_Stated task_
Copy out word for word the lines starting at the one that contains "deaths-bar-colombia — [581, 389, 596, 464]" and ending at the one that contains "cases-bar-denmark — [757, 348, 772, 389]", with both of those included.

_The input_

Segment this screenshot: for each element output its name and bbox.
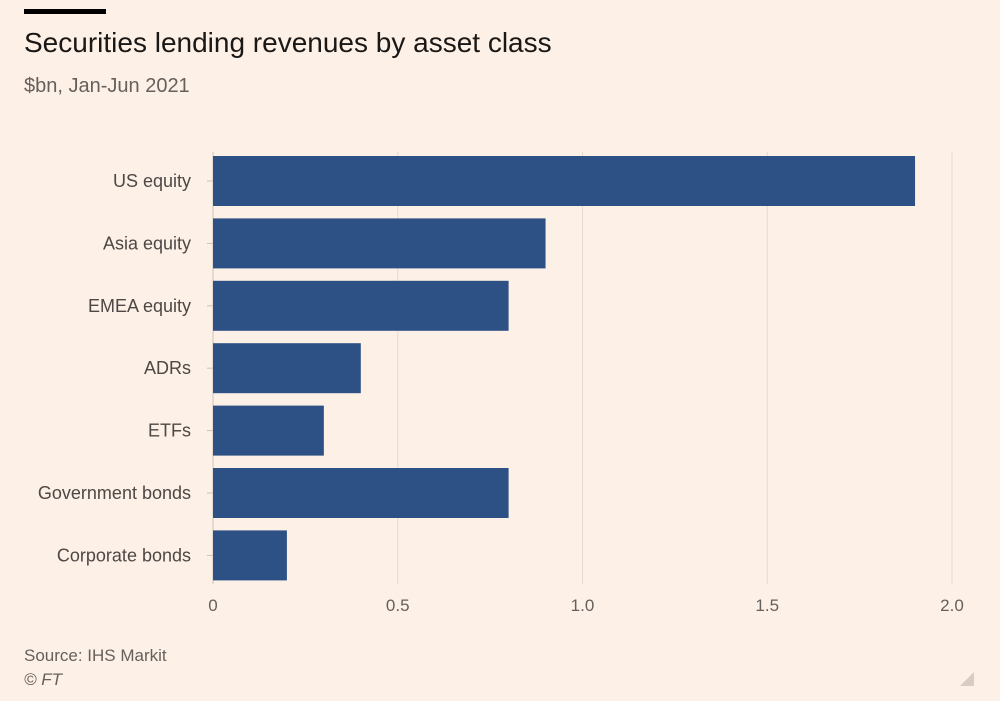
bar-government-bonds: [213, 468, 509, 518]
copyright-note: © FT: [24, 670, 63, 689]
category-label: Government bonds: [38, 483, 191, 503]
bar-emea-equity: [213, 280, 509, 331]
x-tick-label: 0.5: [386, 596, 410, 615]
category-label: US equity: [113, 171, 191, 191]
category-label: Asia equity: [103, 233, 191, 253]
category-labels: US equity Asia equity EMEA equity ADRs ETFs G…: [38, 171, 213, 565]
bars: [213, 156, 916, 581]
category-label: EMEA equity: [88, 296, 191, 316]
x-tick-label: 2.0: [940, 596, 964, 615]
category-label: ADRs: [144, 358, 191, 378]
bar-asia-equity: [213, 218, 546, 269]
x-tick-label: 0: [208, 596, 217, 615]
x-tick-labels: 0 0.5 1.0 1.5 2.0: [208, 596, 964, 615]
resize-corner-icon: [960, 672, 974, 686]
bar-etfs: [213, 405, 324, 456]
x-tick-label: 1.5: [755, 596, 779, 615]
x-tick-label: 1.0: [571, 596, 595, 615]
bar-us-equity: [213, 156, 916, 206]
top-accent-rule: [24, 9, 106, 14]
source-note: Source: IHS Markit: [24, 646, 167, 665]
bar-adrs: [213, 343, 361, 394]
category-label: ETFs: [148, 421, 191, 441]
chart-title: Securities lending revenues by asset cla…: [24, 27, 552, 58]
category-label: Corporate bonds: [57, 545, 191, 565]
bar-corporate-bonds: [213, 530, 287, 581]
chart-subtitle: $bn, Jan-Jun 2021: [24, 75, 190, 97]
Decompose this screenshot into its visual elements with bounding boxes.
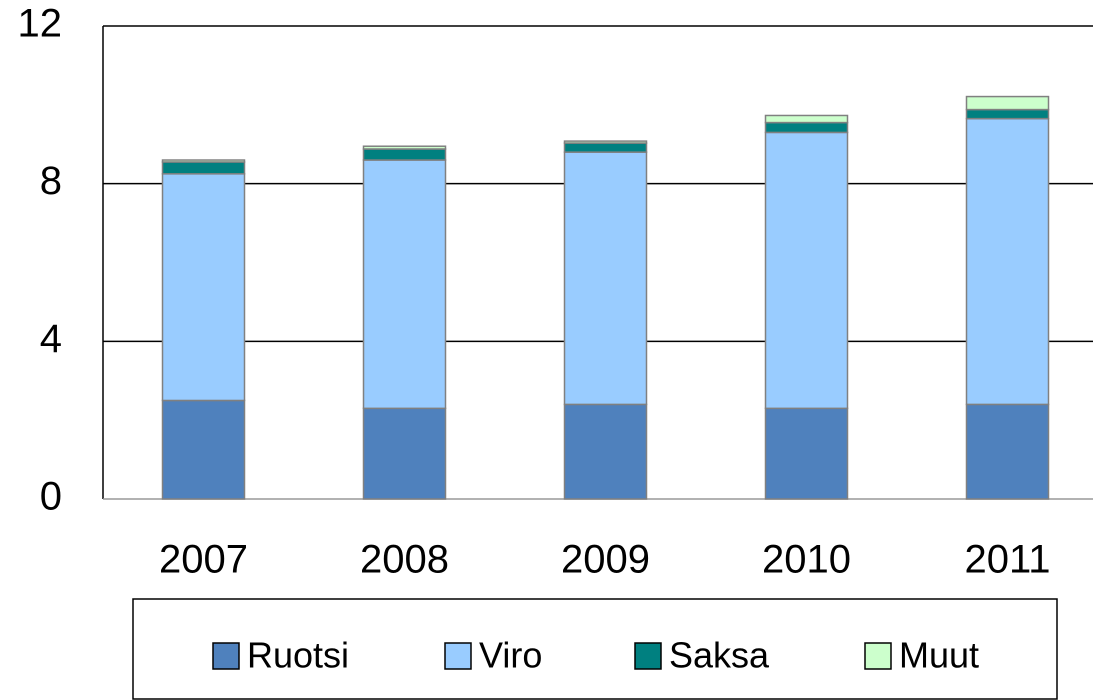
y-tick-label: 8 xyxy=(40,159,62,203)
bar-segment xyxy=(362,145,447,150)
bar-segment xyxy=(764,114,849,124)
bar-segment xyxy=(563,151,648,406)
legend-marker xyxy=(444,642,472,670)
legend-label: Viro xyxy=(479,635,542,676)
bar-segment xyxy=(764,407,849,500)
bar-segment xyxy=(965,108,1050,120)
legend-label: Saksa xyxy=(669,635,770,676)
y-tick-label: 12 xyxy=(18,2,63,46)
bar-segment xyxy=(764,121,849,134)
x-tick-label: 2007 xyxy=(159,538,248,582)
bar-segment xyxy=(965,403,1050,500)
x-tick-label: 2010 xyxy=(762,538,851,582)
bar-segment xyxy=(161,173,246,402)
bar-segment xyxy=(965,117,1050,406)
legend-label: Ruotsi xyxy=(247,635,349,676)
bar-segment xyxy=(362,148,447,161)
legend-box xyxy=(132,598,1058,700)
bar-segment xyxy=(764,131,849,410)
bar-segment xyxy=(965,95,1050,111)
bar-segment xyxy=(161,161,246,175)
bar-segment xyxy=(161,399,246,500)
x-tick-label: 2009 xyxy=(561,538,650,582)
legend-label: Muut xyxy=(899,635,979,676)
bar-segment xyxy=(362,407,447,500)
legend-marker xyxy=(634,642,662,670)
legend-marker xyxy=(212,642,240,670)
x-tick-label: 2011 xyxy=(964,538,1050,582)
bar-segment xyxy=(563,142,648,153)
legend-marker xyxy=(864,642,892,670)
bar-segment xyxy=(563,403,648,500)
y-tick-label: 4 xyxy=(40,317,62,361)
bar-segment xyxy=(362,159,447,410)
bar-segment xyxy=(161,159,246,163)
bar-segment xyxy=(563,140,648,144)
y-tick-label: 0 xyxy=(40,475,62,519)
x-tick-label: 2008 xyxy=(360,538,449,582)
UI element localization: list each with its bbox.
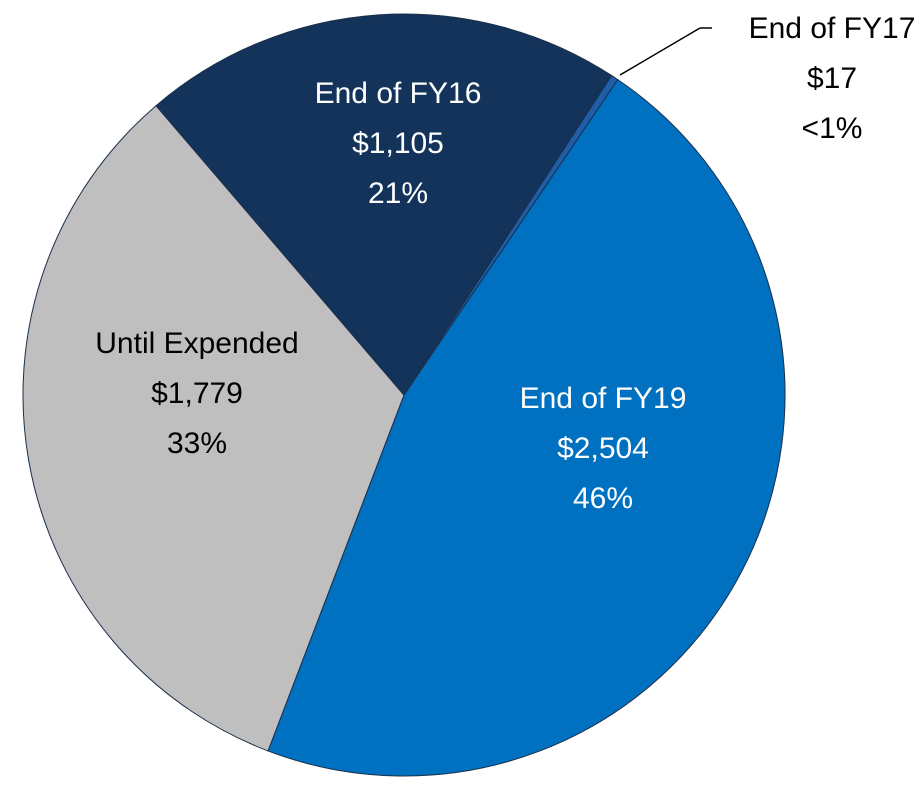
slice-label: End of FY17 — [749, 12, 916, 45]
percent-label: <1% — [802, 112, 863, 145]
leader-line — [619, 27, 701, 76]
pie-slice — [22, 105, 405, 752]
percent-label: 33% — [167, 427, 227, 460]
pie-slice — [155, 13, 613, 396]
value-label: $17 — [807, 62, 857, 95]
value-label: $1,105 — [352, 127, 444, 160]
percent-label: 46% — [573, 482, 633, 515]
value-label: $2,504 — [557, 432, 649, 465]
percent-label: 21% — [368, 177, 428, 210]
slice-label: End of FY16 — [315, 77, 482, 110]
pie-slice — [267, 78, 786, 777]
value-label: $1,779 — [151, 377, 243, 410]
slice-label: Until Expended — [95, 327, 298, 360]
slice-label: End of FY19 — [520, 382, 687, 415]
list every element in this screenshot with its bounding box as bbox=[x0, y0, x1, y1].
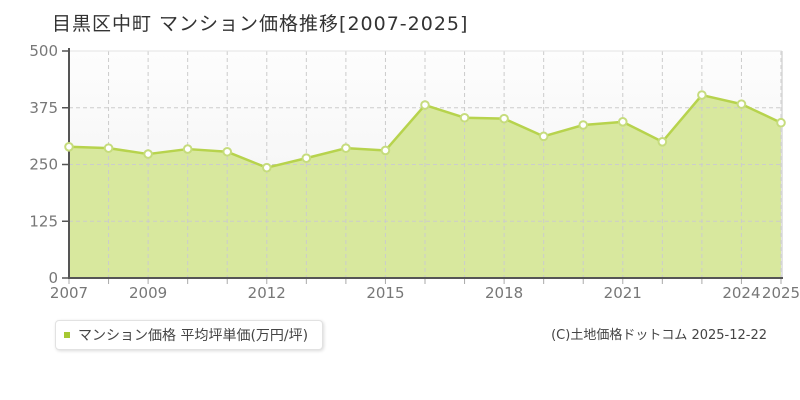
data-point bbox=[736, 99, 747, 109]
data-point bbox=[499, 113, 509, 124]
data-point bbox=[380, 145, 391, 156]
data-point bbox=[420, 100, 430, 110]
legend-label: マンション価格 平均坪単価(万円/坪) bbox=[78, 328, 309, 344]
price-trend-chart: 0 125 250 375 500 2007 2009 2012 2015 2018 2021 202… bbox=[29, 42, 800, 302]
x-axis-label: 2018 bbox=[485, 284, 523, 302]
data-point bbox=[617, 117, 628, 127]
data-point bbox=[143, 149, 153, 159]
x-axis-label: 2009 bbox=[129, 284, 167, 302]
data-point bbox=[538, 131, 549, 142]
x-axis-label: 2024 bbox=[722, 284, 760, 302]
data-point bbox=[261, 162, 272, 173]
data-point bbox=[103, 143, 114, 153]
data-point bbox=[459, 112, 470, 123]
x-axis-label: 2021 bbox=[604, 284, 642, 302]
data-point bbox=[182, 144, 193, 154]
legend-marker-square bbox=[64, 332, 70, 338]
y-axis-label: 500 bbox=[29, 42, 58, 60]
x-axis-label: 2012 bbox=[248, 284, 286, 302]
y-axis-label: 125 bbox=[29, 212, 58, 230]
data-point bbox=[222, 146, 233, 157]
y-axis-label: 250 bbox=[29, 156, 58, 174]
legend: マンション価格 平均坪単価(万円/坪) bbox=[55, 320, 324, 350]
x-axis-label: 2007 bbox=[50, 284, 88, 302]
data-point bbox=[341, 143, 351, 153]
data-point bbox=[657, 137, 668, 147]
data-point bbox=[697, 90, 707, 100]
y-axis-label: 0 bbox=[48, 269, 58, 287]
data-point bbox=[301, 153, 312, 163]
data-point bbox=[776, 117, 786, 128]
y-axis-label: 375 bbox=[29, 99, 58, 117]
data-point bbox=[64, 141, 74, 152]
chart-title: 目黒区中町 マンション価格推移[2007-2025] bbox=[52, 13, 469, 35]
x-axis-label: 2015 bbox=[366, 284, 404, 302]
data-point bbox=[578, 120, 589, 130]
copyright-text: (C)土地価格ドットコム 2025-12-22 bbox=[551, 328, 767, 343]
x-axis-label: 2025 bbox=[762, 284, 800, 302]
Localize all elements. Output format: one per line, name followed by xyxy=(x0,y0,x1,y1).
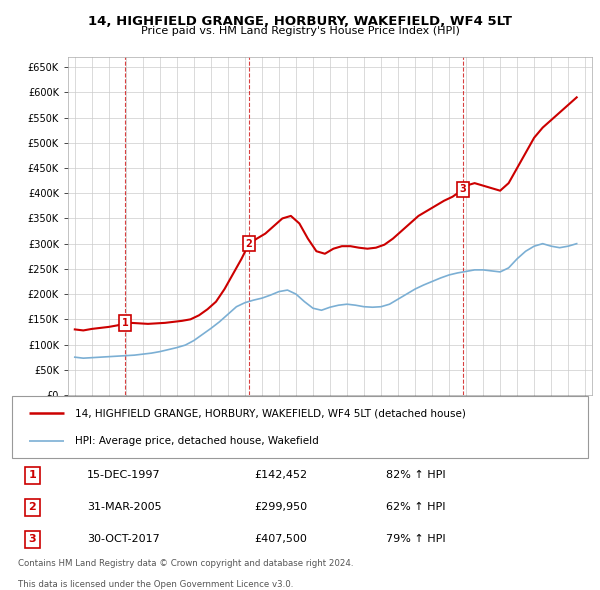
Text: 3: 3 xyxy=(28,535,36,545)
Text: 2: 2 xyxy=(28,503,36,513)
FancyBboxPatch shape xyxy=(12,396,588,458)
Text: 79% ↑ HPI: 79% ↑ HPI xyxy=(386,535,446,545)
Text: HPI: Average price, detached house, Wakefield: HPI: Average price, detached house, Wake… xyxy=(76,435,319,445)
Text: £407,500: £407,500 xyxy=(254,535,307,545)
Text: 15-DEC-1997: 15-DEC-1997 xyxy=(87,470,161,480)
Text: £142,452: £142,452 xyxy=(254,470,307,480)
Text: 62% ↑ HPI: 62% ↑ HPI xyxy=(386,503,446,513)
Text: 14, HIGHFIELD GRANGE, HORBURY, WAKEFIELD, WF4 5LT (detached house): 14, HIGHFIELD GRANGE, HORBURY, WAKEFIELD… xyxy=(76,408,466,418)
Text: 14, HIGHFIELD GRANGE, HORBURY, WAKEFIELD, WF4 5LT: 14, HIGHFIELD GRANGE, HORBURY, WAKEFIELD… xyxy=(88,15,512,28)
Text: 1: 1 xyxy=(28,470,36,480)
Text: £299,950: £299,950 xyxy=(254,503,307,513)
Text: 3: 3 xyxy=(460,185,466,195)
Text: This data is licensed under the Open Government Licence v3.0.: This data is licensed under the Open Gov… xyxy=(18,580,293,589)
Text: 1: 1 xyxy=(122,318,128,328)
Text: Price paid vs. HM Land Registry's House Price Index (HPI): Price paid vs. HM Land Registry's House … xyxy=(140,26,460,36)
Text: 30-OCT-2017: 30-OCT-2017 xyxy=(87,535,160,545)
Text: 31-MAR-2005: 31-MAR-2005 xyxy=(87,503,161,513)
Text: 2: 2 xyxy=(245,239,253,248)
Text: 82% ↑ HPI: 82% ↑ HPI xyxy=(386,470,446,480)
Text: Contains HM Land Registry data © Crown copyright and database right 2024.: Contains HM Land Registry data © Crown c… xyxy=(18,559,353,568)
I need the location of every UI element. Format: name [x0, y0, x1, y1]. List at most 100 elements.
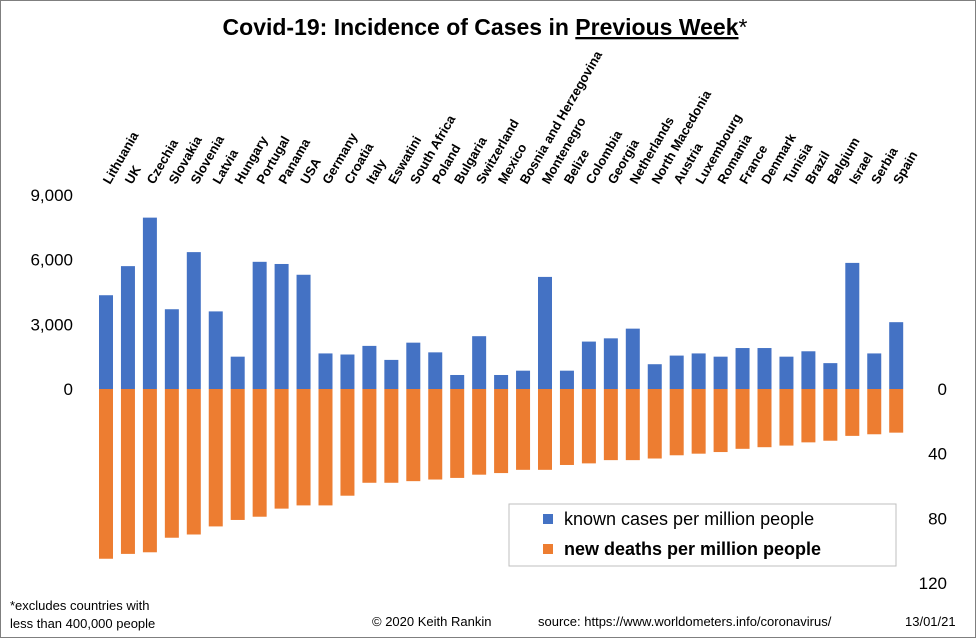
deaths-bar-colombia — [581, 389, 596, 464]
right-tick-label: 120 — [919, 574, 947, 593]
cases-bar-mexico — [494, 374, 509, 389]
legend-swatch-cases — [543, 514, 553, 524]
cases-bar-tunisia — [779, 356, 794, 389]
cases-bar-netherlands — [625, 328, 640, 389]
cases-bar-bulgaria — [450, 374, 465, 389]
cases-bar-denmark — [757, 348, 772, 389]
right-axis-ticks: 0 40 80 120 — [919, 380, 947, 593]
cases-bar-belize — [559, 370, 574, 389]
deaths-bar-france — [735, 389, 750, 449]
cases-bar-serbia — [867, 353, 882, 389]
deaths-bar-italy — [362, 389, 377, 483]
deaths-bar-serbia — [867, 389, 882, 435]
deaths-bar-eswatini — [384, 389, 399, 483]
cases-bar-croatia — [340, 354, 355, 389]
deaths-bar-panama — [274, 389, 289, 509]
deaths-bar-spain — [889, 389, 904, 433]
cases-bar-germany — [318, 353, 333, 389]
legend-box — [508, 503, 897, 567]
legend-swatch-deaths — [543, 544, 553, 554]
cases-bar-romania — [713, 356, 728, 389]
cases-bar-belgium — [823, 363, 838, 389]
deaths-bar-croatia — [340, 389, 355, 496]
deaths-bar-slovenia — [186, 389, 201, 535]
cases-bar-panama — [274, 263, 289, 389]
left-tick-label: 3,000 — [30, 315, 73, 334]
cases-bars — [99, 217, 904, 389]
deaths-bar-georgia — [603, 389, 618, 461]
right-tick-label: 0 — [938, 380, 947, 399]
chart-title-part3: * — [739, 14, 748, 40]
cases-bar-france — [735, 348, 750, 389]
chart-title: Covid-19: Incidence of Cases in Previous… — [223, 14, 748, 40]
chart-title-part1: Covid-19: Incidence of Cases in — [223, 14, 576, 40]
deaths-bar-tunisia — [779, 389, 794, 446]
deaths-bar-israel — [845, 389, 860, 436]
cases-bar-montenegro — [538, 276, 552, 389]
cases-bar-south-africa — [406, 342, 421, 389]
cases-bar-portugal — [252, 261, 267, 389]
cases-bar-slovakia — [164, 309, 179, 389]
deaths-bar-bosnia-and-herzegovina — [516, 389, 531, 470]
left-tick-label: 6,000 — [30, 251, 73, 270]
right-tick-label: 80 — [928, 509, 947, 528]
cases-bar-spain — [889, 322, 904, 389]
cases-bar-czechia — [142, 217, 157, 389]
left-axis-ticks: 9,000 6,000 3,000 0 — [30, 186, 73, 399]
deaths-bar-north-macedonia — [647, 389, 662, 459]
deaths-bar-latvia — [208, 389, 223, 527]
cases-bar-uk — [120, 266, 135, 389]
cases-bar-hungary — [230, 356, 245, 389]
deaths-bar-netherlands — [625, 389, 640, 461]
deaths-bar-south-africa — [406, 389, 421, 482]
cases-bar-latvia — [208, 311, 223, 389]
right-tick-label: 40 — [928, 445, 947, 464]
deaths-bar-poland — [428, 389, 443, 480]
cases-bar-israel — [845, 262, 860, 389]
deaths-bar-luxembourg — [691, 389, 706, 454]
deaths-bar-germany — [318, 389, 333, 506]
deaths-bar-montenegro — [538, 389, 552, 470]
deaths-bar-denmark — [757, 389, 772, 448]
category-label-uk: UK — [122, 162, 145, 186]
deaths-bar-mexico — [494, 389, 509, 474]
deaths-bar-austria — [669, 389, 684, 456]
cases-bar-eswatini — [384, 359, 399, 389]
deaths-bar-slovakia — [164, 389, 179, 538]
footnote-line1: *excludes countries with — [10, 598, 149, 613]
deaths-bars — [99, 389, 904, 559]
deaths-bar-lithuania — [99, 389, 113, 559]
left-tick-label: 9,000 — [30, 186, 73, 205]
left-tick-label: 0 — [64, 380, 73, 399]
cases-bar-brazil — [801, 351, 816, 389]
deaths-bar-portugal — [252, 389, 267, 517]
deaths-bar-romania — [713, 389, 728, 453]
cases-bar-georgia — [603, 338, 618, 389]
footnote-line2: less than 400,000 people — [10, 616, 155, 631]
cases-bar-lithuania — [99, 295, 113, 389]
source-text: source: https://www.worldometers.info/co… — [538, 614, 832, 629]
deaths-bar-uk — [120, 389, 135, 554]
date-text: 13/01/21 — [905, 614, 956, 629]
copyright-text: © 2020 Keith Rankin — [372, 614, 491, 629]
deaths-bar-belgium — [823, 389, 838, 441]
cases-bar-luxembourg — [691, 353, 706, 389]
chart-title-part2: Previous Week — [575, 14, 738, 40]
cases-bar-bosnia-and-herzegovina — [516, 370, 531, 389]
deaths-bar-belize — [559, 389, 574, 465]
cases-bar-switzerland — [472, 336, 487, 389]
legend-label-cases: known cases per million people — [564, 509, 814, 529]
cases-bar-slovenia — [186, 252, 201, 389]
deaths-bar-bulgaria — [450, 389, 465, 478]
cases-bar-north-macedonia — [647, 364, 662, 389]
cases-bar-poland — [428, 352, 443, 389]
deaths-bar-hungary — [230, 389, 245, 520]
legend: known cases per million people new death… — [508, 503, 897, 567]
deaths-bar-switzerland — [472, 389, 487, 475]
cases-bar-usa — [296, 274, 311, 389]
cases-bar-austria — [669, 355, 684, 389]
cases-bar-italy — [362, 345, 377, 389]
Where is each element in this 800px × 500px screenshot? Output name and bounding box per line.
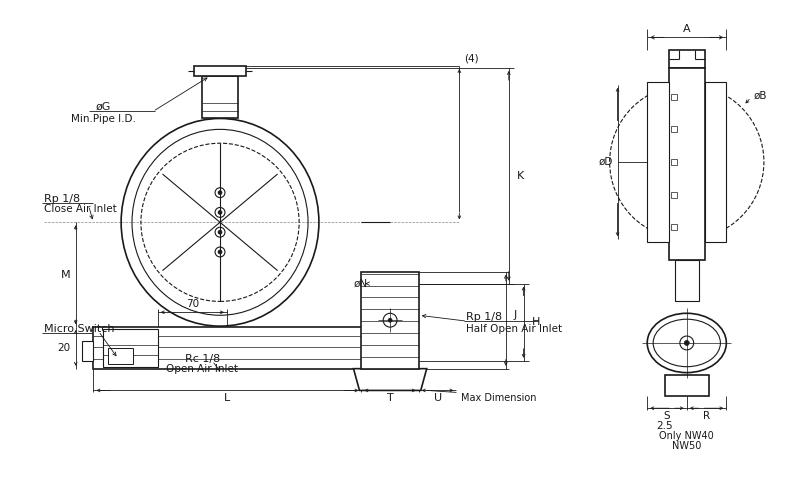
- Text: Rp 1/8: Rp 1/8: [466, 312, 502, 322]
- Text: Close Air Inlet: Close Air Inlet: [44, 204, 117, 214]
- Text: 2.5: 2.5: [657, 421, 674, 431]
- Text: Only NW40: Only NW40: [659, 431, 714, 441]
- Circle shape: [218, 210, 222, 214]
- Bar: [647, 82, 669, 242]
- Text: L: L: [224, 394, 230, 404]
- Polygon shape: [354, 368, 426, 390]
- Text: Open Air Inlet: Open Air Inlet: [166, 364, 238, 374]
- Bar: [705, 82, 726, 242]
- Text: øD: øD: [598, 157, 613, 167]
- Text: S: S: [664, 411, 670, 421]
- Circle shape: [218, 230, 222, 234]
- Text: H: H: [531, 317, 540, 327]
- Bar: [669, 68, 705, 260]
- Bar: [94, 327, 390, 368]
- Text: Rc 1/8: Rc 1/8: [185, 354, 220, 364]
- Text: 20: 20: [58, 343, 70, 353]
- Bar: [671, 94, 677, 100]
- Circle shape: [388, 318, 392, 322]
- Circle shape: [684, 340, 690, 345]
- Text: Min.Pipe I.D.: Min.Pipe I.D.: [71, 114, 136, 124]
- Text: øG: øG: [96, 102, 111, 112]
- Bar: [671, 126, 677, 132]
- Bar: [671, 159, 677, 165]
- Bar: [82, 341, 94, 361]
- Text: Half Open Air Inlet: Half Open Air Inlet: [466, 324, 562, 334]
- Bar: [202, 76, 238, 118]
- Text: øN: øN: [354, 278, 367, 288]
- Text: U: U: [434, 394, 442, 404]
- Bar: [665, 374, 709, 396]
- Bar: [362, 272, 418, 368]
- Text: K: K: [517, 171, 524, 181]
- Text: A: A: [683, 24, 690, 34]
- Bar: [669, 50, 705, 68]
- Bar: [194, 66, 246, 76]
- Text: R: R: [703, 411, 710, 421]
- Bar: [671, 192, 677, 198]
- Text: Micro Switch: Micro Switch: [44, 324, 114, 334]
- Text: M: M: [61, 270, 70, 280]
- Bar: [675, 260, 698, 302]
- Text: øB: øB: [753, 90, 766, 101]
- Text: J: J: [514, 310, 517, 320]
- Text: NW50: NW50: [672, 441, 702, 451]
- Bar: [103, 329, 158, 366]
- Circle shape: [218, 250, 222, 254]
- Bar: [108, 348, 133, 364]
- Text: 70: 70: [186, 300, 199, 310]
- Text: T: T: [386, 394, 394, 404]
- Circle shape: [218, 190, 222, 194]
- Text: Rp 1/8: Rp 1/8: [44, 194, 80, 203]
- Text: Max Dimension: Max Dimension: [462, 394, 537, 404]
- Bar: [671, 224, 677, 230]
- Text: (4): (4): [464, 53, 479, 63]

_Solution for this task_
deaths-bar-colombia — [581, 389, 596, 464]
right-tick-label: 120 — [919, 574, 947, 593]
cases-bar-mexico — [494, 374, 509, 389]
legend-swatch-cases — [543, 514, 553, 524]
cases-bar-tunisia — [779, 356, 794, 389]
cases-bar-netherlands — [625, 328, 640, 389]
cases-bar-bulgaria — [450, 374, 465, 389]
cases-bar-denmark — [757, 348, 772, 389]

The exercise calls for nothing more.